TASK BRIEF: Collect every line of the records below that contains the word "fasi".

==== DATASET

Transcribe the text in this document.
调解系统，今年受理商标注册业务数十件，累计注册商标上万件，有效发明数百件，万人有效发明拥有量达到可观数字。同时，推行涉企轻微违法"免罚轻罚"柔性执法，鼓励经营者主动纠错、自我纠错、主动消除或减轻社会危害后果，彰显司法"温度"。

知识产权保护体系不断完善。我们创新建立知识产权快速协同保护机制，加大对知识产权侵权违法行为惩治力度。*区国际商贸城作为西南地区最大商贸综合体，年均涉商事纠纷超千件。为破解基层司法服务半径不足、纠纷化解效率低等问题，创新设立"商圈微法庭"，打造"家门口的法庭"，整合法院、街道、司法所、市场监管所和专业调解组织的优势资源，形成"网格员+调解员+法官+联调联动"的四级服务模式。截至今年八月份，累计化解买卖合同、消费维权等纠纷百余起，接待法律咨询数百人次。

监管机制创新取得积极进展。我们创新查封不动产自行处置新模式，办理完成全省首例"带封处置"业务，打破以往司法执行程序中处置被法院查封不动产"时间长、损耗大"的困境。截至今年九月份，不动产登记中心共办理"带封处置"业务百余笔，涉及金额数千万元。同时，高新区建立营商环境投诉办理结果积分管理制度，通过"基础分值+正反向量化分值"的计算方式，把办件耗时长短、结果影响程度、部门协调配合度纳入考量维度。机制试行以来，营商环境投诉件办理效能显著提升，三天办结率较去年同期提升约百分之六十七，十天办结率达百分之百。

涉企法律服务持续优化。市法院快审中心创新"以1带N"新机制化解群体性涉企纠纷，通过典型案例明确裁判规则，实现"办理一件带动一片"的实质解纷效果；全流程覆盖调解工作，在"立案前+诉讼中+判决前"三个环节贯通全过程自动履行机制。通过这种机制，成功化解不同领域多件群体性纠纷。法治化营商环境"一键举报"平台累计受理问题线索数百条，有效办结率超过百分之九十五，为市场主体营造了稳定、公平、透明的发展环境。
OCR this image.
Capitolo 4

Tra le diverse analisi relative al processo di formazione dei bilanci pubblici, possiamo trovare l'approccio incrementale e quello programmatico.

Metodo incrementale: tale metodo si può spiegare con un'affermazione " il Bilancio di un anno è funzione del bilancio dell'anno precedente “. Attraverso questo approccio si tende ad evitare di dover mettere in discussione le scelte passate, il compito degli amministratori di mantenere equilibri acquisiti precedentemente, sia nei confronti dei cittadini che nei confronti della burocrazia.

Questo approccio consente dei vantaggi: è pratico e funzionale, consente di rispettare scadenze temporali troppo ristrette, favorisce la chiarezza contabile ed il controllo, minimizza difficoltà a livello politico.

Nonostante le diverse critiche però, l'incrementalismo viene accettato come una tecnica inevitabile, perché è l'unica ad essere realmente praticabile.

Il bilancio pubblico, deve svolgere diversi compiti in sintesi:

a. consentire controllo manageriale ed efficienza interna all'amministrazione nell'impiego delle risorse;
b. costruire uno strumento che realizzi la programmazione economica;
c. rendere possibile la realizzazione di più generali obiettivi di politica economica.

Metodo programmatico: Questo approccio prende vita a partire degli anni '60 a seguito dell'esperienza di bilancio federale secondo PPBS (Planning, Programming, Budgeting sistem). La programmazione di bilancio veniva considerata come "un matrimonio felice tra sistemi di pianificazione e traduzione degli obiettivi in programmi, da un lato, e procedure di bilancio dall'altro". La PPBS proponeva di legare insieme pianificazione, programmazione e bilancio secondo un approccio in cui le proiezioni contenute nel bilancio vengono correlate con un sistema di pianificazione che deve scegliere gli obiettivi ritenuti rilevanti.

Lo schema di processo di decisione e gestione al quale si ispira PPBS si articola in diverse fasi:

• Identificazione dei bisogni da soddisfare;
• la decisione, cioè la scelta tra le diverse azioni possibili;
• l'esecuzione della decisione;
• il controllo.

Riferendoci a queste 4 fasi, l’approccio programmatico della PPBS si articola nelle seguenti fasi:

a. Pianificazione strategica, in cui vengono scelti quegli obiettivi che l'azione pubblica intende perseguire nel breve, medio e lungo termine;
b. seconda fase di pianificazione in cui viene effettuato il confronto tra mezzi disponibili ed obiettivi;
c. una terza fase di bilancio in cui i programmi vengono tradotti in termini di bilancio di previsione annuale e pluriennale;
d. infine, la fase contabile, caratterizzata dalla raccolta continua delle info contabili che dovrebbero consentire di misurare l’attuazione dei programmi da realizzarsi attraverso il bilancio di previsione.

========

RESULT OF THE TASK:
Lo schema di processo di decisione e gestione al quale si ispira PPBS si articola in diverse fasi:
Riferendoci a queste 4 fasi, l’approccio programmatico della PPBS si articola nelle seguenti fasi:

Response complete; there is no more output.